Manufacturers Struggle with Multiple Global Challenges
A broad group of global manufacturers in diverse markets from Ford to Samsung have seen their inventory levels swell as consumer demand weakens in the wake of surging inflation and destabilizing economic conditions, according to a new analysis by the Nikkei. According to their research, global manufacturing inventories have swelled to $1.8 trillion, a record total that is the highest measured manufacturing inventory level in the last ten years.
Learn more about rising manufacturing inventory levels
Strata-gee reported a couple of weeks ago that Samsung had cut its procurement processes in the face of slackening consumer demand and rising inventory levels. This was a surprising turn of events from a company that had for the last year-and-a-half or so been scrambling to fill surging consumer demand during the COVID-19 lockdowns of 2020 and 2021.
Now I have discovered a new research report documenting this rising inventory issue as a global phenomenon. The Nikkei studied data covering 2,239 global manufacturing companies and discovered that their inventory levels have recently begun building to record levels, a troubling sign of potential economic turmoil to come.
A $97 Billion Surge
According to the report, manufacturing inventory levels surged an astonishing $97 billion in just the last 90-days. With this surge, total manufacturing inventories were driven to a collective total of $1.8 trillion. Not only is that figure the highest level of manufacturing inventory in the last 10 years, but it is also greater than the total GDP of South Korea and Canada. And this inventory surge is happening at a time when most economists believe we are staring down the barrel of an economic slowdown…if not an outright recession.

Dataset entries

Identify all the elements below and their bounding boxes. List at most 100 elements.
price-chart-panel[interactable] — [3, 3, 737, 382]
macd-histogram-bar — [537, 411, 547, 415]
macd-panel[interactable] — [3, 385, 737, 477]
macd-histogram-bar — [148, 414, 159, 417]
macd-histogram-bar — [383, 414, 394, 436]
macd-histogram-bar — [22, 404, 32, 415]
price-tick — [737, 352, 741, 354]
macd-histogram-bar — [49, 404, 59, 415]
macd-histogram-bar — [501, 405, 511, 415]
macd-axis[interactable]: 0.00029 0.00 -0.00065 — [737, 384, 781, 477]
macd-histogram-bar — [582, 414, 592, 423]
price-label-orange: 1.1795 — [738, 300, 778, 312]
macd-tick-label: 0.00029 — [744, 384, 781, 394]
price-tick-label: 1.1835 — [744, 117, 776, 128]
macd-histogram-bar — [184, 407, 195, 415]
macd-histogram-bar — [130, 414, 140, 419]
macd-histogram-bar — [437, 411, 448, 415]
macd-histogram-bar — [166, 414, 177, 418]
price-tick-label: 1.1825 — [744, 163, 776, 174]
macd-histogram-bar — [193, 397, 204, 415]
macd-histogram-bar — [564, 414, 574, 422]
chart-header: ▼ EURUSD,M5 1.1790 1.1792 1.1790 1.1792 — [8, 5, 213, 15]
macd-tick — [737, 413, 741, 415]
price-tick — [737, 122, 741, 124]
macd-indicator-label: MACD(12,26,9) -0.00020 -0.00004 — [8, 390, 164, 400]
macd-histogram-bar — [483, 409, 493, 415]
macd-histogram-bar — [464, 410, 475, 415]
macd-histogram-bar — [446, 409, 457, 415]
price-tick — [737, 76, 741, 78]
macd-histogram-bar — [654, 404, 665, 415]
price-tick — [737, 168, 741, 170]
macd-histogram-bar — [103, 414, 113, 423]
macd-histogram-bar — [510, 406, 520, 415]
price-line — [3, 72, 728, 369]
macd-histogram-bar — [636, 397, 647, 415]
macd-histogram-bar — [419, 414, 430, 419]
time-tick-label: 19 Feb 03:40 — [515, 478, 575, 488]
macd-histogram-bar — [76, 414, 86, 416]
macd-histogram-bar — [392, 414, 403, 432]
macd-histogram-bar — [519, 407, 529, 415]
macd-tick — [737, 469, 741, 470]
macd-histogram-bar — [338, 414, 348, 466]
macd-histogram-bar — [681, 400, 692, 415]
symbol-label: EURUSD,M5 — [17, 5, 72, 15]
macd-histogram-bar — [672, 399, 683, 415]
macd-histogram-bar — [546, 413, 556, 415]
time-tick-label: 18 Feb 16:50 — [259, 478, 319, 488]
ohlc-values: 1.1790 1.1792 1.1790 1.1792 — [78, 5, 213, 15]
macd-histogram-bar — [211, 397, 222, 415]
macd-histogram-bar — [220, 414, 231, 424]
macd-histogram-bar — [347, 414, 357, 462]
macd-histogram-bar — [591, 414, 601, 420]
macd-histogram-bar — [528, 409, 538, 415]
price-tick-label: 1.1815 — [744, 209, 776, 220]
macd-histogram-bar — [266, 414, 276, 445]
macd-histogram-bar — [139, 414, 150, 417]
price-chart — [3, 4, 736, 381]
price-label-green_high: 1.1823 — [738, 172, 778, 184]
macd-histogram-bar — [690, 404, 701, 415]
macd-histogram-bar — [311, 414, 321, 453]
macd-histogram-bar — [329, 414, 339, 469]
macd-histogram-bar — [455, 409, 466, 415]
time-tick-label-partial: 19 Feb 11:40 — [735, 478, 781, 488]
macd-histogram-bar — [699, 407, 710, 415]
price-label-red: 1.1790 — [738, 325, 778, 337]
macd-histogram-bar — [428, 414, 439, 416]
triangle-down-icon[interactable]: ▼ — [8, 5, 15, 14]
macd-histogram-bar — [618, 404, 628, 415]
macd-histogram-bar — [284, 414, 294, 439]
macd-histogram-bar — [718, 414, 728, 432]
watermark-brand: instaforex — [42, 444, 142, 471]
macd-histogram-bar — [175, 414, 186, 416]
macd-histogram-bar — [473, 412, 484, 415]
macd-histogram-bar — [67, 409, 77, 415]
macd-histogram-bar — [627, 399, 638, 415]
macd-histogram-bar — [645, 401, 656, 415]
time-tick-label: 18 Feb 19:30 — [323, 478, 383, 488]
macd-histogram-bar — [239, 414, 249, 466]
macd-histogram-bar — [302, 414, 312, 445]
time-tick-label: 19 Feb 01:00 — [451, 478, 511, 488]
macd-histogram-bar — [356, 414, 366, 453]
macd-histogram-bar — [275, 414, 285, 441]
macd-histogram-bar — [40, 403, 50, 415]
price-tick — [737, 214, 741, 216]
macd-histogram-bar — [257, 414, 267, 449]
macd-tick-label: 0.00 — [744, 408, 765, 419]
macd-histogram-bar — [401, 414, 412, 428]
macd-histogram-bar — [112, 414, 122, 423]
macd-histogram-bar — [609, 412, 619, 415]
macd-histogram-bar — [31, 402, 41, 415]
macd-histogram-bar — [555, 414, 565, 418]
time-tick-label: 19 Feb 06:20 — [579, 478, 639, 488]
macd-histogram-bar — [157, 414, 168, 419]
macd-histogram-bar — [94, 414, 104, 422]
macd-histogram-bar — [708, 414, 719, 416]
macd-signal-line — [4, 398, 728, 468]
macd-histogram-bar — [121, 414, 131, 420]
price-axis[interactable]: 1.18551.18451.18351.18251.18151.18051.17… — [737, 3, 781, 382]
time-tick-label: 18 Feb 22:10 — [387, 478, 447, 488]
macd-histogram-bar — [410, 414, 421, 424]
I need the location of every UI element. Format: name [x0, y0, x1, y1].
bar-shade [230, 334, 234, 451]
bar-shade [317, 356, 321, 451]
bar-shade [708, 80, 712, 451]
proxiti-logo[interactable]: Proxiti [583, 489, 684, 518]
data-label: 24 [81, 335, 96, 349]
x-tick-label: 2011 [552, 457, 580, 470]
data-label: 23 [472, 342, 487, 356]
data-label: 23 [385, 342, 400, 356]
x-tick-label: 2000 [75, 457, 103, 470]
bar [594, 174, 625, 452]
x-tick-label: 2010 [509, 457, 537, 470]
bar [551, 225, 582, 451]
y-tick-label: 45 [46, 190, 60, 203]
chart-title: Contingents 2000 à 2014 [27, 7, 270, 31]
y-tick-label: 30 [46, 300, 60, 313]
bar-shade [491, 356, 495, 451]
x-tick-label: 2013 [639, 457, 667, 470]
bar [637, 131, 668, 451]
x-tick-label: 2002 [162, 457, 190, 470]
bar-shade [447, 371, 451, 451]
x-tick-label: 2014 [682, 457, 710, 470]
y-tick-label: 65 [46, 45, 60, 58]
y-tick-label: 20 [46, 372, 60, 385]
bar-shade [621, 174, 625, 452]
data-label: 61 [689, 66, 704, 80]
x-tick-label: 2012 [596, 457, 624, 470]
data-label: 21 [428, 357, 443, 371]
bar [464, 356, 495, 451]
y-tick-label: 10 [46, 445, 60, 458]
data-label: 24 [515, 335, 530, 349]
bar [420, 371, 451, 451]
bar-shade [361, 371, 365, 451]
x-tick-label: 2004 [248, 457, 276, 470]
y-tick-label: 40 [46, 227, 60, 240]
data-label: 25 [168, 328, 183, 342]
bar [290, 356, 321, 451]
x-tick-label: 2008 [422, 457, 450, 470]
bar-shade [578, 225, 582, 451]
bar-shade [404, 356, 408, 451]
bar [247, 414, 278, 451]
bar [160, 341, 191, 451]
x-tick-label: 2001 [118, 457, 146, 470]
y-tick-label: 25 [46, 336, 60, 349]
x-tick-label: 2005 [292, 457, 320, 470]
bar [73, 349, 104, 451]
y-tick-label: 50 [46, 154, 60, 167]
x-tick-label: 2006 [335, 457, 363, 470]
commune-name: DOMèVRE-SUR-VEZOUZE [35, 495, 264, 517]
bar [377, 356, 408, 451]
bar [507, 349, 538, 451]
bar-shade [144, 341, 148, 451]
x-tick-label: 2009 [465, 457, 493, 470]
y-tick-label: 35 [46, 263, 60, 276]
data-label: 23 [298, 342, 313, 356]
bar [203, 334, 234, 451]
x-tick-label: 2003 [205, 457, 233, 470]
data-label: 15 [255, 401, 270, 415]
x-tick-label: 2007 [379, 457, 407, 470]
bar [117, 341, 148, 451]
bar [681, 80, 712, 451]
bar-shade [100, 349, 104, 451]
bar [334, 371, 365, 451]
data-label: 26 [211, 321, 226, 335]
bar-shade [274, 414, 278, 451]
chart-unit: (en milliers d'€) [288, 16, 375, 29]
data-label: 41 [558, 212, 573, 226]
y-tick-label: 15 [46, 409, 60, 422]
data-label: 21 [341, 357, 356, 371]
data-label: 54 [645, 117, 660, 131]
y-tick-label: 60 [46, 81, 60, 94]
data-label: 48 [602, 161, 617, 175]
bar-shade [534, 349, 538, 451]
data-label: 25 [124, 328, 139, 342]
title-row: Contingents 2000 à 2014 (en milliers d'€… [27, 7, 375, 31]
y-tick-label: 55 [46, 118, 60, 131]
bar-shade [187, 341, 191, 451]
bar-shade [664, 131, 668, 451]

TASK GOAL
Copy the passage of the article on manufacturing inventories that starts at "A $97 Billion" and ends at "an outright recession.". You won't need the lines for this.

OUTPUT OF THE EXERCISE
A $97 Billion Surge
According to the report, manufacturing inventory levels surged an astonishing $97 billion in just the last 90-days. With this surge, total manufacturing inventories were driven to a collective total of $1.8 trillion. Not only is that figure the highest level of manufacturing inventory in the last 10 years, but it is also greater than the total GDP of South Korea and Canada. And this inventory surge is happening at a time when most economists believe we are staring down the barrel of an economic slowdown…if not an outright recession.